»»

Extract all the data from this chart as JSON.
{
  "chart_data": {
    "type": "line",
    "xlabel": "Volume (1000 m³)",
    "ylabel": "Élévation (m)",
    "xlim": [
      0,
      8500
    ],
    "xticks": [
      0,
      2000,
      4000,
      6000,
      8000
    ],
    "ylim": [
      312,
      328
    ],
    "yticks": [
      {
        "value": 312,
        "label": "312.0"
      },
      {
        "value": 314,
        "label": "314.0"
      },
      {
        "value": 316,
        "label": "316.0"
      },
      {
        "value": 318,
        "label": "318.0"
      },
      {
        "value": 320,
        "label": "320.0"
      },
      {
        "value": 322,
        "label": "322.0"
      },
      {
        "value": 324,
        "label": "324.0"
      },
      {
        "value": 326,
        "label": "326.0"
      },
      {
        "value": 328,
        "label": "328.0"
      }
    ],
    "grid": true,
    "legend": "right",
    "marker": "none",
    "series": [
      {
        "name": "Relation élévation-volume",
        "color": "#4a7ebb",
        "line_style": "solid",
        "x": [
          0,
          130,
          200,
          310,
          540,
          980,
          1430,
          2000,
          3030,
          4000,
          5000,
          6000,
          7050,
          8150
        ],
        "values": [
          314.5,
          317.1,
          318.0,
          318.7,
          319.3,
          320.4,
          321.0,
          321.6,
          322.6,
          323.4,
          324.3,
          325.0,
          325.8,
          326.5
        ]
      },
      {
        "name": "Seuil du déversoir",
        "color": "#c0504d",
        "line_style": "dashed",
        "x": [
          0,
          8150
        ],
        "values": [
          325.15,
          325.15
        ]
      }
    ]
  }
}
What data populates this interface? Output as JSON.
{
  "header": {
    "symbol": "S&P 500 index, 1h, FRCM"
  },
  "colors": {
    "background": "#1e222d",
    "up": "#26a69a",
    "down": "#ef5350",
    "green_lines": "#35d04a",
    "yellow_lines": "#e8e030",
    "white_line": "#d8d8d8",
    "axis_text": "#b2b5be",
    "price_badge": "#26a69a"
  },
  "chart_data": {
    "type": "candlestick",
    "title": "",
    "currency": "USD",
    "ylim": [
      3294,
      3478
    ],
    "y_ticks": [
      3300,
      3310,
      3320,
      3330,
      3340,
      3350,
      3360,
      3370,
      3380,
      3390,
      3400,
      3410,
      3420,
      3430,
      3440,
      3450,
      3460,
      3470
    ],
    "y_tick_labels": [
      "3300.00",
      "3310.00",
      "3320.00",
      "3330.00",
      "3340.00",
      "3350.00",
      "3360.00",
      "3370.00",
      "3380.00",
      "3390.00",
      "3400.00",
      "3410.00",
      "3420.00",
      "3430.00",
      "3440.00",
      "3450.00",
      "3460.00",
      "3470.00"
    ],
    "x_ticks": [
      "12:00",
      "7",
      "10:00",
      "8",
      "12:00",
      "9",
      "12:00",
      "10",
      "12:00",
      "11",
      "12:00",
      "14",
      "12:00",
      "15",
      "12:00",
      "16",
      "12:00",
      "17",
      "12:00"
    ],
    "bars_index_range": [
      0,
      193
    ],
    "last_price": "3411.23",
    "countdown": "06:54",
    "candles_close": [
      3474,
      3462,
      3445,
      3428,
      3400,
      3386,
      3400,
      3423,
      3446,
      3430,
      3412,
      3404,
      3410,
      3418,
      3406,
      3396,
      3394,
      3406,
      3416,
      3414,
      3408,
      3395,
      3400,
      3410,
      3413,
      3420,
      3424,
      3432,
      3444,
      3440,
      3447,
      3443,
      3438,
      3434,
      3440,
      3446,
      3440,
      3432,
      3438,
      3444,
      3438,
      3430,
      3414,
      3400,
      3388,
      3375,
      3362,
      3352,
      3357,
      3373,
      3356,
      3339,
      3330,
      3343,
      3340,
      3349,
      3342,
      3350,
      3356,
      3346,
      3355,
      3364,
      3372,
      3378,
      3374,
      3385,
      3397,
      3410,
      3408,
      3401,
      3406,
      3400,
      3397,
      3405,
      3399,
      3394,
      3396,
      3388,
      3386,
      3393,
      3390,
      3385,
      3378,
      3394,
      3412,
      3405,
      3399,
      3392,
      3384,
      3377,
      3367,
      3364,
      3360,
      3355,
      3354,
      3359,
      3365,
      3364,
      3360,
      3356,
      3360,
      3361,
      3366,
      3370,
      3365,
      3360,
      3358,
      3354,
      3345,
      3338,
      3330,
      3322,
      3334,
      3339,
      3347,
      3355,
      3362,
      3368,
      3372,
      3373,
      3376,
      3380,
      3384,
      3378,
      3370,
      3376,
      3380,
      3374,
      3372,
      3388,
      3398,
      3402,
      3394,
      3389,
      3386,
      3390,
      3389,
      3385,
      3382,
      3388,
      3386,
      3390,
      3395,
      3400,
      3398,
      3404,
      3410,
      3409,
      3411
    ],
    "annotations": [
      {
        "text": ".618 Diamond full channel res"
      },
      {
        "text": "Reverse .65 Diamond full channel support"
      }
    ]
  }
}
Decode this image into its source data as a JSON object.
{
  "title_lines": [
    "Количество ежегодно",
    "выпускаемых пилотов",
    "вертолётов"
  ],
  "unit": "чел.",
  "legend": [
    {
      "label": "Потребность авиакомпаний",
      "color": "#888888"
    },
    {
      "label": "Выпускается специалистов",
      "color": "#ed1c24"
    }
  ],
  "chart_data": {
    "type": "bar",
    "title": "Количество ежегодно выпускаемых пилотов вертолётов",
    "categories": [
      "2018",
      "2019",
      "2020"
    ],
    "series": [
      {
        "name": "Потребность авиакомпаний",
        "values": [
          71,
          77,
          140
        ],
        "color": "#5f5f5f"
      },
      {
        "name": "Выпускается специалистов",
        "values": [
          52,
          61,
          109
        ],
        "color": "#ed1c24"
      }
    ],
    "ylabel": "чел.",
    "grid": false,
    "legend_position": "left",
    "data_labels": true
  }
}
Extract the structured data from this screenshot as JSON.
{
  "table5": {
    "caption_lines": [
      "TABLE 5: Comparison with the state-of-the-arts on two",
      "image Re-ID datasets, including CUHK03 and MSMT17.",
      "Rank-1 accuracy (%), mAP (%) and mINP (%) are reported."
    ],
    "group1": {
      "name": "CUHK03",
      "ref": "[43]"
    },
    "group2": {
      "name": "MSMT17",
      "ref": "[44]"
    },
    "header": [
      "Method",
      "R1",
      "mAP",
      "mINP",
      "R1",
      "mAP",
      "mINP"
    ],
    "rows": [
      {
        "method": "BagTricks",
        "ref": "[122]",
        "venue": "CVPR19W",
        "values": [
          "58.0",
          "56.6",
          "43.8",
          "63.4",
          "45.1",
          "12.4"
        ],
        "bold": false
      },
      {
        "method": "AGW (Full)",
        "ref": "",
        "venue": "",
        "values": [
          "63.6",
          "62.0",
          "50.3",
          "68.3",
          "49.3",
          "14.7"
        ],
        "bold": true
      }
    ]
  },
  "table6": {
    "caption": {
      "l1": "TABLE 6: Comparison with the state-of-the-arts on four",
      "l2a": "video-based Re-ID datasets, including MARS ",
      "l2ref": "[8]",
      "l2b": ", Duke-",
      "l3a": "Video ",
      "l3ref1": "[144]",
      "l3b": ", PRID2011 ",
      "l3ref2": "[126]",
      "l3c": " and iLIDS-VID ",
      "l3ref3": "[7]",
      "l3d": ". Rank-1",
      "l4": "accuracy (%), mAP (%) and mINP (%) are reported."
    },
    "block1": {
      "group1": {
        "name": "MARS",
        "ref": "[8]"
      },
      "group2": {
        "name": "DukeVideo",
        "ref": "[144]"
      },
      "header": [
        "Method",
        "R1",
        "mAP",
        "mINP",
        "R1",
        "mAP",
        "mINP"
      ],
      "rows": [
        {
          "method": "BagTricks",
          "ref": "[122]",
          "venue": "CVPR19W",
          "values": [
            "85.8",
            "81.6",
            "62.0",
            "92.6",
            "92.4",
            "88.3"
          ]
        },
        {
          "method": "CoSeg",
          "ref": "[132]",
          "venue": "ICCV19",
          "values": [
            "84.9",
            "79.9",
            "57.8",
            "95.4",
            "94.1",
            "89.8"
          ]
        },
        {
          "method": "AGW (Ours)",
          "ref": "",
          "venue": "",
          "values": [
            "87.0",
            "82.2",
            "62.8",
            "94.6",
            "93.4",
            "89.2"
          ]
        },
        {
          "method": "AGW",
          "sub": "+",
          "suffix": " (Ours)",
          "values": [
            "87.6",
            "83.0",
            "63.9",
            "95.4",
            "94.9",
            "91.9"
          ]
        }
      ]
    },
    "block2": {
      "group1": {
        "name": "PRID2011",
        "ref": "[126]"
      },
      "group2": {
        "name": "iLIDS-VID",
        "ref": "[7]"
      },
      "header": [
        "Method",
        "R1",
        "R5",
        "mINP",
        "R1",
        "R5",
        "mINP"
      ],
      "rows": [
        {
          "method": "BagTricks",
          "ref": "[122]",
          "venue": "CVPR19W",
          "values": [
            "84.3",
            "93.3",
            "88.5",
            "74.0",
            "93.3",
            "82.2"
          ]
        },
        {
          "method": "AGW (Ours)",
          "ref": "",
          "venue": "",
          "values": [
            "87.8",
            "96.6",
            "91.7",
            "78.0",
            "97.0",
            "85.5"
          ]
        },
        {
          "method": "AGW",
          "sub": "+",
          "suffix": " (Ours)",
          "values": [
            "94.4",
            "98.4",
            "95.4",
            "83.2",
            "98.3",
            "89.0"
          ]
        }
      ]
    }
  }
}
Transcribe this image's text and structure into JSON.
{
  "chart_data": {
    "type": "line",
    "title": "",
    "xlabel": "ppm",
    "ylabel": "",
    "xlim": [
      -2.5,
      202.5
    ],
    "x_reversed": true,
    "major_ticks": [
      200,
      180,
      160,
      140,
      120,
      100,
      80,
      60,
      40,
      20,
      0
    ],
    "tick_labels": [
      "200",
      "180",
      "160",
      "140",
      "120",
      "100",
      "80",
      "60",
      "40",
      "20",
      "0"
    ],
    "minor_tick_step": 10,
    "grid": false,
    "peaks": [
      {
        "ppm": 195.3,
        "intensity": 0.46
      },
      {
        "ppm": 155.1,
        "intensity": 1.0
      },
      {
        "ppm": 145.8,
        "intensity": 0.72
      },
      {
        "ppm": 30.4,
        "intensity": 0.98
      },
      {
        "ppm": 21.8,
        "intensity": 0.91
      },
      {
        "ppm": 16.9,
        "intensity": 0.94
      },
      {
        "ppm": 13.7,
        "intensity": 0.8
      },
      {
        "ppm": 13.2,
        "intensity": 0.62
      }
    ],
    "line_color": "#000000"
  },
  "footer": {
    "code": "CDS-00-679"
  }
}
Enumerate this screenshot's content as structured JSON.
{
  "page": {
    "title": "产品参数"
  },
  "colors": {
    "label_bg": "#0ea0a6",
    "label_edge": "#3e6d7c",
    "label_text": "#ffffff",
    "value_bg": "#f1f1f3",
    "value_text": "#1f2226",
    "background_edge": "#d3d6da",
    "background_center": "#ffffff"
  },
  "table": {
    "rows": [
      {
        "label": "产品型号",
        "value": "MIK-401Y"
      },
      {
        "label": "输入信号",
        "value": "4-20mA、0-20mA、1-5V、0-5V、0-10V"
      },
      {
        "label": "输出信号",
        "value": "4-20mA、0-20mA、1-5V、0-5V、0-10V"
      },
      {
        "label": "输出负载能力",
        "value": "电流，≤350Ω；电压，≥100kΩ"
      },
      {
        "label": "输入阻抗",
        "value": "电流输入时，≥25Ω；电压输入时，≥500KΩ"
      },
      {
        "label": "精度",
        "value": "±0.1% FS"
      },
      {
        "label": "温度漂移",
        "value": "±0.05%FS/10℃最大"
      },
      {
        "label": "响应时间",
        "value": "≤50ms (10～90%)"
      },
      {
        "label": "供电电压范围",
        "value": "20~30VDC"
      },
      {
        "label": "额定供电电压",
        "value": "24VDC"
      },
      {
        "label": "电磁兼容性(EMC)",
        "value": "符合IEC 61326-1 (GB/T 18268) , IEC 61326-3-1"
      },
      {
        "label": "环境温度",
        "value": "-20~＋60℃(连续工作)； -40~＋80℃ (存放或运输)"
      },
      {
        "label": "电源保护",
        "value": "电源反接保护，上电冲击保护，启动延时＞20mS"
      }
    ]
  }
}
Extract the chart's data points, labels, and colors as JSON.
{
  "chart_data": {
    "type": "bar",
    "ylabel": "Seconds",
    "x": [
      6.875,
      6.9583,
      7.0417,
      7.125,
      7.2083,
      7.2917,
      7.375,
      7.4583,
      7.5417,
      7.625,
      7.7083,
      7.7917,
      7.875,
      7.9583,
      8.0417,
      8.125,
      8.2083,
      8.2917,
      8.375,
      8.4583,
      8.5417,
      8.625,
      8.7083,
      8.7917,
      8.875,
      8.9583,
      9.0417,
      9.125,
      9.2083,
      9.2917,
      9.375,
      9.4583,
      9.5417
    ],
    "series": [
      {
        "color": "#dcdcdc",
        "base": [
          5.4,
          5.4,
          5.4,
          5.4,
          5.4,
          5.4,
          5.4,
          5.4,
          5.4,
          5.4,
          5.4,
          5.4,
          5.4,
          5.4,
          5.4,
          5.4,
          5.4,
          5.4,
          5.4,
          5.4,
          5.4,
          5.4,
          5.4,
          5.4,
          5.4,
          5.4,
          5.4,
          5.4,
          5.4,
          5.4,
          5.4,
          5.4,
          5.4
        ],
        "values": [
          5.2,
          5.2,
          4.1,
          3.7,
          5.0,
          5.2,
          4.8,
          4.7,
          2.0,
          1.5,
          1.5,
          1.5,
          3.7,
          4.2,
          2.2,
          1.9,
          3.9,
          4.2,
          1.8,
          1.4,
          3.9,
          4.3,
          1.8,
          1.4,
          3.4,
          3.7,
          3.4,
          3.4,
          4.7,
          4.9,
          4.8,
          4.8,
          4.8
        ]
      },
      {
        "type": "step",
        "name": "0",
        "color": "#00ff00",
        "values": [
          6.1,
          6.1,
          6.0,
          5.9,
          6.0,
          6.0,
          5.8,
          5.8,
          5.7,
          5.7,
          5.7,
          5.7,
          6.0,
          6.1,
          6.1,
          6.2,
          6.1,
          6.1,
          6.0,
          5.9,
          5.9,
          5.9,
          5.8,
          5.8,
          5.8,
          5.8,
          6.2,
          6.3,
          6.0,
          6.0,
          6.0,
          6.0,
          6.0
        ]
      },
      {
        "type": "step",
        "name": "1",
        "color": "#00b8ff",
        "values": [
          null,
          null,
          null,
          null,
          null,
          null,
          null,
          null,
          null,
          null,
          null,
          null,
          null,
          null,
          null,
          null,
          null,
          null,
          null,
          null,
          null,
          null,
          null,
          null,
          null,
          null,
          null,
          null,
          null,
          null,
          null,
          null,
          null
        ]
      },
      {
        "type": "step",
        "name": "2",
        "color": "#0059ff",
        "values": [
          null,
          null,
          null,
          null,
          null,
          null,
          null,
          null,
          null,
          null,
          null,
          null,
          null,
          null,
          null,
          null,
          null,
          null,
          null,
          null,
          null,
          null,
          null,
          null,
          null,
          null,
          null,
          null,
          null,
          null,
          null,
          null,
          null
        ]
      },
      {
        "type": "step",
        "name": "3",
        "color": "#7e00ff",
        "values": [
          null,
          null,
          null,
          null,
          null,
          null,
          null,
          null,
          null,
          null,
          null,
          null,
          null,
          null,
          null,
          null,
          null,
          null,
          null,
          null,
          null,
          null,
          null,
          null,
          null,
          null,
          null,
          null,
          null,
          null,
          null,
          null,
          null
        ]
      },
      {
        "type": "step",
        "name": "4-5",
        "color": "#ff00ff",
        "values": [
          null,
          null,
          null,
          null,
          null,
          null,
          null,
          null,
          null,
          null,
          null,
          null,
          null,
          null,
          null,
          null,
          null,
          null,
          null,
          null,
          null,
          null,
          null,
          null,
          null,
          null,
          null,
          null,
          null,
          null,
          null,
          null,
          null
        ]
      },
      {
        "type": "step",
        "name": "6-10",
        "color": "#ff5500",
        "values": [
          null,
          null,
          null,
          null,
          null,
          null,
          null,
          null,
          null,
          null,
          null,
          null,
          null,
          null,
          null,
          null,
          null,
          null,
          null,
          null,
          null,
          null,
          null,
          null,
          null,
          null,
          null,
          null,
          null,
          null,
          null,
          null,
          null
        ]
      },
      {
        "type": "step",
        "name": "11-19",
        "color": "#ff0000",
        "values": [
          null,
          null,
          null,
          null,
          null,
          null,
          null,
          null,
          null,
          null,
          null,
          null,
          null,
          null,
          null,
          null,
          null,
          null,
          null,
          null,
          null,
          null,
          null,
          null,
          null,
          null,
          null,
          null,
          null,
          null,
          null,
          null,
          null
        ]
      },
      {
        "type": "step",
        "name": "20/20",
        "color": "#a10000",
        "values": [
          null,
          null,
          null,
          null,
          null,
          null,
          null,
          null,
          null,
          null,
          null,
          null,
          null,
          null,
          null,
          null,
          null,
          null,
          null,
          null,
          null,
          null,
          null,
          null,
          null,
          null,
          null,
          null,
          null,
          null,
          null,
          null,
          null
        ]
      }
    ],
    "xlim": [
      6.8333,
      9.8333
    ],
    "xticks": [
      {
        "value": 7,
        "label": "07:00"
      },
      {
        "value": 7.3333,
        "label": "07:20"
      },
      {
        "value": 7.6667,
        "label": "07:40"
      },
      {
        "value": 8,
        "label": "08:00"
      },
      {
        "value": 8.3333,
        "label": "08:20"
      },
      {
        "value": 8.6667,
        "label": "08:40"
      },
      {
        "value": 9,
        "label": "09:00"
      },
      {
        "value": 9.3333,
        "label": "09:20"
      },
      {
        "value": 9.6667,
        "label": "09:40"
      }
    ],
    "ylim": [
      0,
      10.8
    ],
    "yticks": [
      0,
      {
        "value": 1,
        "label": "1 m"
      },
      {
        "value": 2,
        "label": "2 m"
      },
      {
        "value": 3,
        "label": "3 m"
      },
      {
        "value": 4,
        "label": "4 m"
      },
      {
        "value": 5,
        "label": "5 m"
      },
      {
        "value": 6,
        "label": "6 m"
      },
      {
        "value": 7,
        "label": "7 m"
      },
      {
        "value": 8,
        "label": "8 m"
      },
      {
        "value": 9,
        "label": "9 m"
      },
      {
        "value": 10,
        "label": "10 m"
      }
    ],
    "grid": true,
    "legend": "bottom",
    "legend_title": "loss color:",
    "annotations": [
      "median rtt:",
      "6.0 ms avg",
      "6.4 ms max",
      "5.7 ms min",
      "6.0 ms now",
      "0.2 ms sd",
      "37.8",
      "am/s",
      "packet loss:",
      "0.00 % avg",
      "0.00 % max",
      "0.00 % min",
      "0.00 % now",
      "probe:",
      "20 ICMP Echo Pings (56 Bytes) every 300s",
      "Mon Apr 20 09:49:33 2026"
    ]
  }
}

««

- [The request] Find the word "Rank" in the data and show each line that holds it.

- [Answer to the task]
      "Rank-1 accuracy (%), mAP (%) and mINP (%) are reported."
      "l3d": ". Rank-1",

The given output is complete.